** BEGIN **

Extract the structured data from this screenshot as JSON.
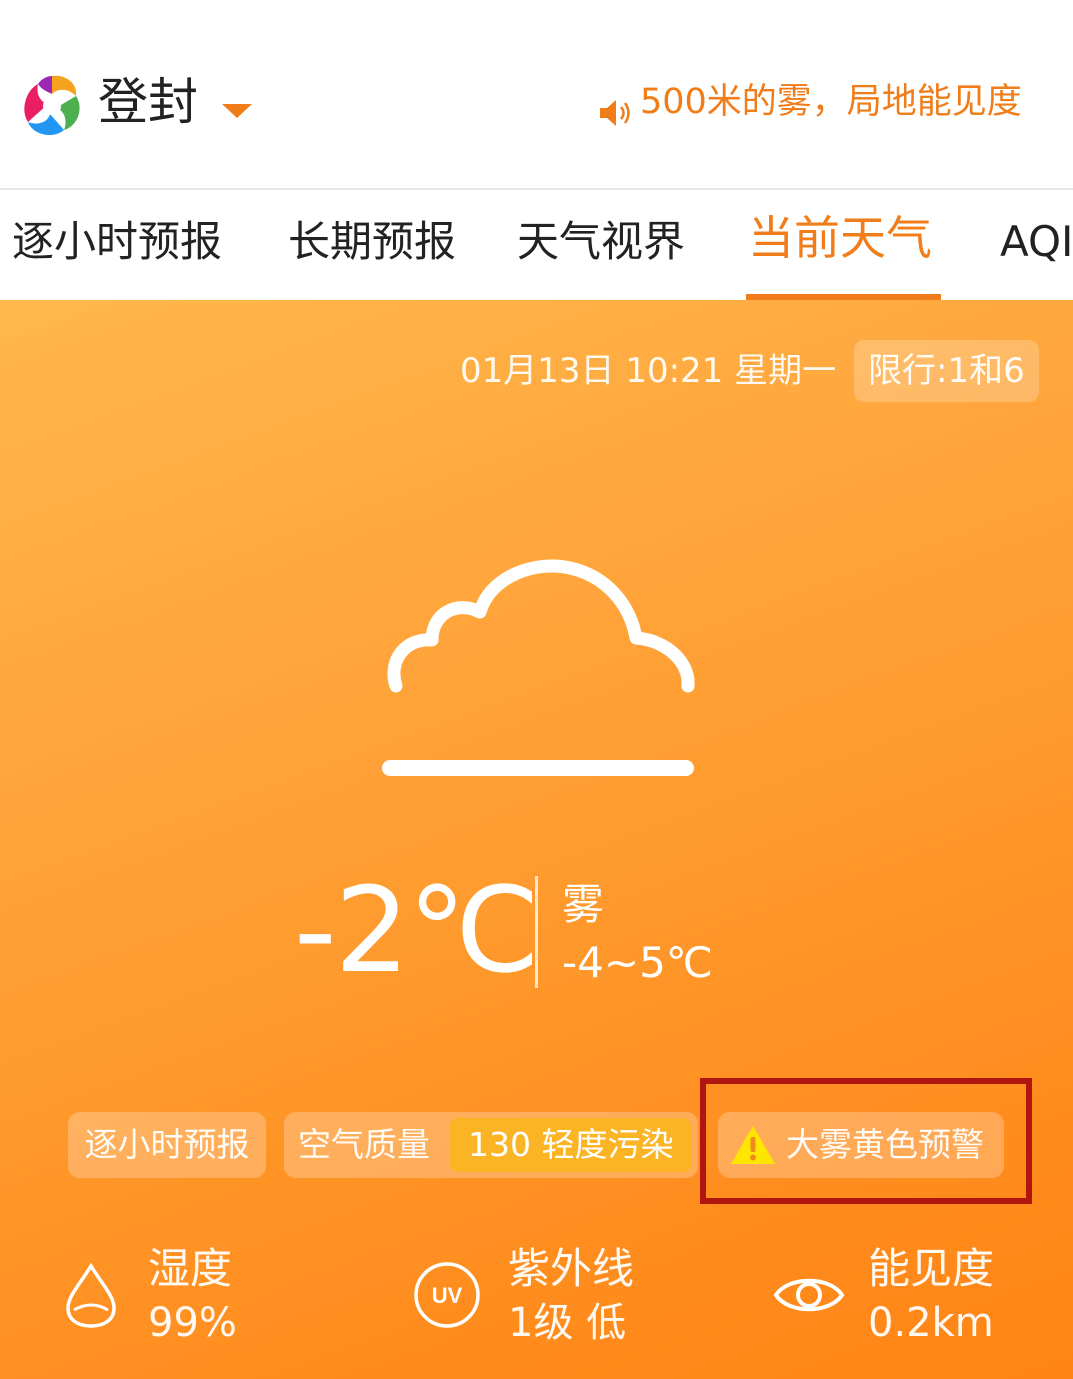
{
  "header": {
    "city": "登封",
    "alert_ticker": "500米的雾，局地能见度"
  },
  "tabs": [
    {
      "label": "逐小时预报",
      "active": false
    },
    {
      "label": "长期预报",
      "active": false
    },
    {
      "label": "天气视界",
      "active": false
    },
    {
      "label": "当前天气",
      "active": true
    },
    {
      "label": "AQI",
      "active": false
    }
  ],
  "current": {
    "datetime": "01月13日 10:21 星期一",
    "restriction": "限行:1和6",
    "temperature": "-2℃",
    "condition": "雾",
    "range": "-4~5℃"
  },
  "chips": {
    "hourly": "逐小时预报",
    "aqi_label": "空气质量",
    "aqi_value": "130 轻度污染",
    "warning": "大雾黄色预警"
  },
  "stats": {
    "humidity": {
      "label": "湿度",
      "value": "99%"
    },
    "uv": {
      "label": "紫外线",
      "value": "1级 低",
      "icon_text": "UV"
    },
    "visibility": {
      "label": "能见度",
      "value": "0.2km"
    }
  },
  "colors": {
    "accent": "#f07c1a",
    "aqi_badge": "#fbb424",
    "highlight_box": "#b0160f",
    "warning_icon": "#ffe600"
  },
  "icons": {
    "logo": "swirl-logo-icon",
    "speaker": "speaker-icon",
    "weather": "fog-cloud-icon",
    "warning": "warning-triangle-icon",
    "humidity": "droplet-icon",
    "uv": "uv-circle-icon",
    "visibility": "eye-icon"
  }
}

** END **

Restate the data above word for word. Skip every picture.

Extract the structured data from this screenshot as JSON.
{
  "header": {
    "city": "登封",
    "alert_ticker": "500米的雾，局地能见度"
  },
  "tabs": [
    {
      "label": "逐小时预报",
      "active": false
    },
    {
      "label": "长期预报",
      "active": false
    },
    {
      "label": "天气视界",
      "active": false
    },
    {
      "label": "当前天气",
      "active": true
    },
    {
      "label": "AQI",
      "active": false
    }
  ],
  "current": {
    "datetime": "01月13日 10:21 星期一",
    "restriction": "限行:1和6",
    "temperature": "-2℃",
    "condition": "雾",
    "range": "-4~5℃"
  },
  "chips": {
    "hourly": "逐小时预报",
    "aqi_label": "空气质量",
    "aqi_value": "130 轻度污染",
    "warning": "大雾黄色预警"
  },
  "stats": {
    "humidity": {
      "label": "湿度",
      "value": "99%"
    },
    "uv": {
      "label": "紫外线",
      "value": "1级 低",
      "icon_text": "UV"
    },
    "visibility": {
      "label": "能见度",
      "value": "0.2km"
    }
  },
  "colors": {
    "accent": "#f07c1a",
    "aqi_badge": "#fbb424",
    "highlight_box": "#b0160f",
    "warning_icon": "#ffe600"
  },
  "icons": {
    "logo": "swirl-logo-icon",
    "speaker": "speaker-icon",
    "weather": "fog-cloud-icon",
    "warning": "warning-triangle-icon",
    "humidity": "droplet-icon",
    "uv": "uv-circle-icon",
    "visibility": "eye-icon"
  }
}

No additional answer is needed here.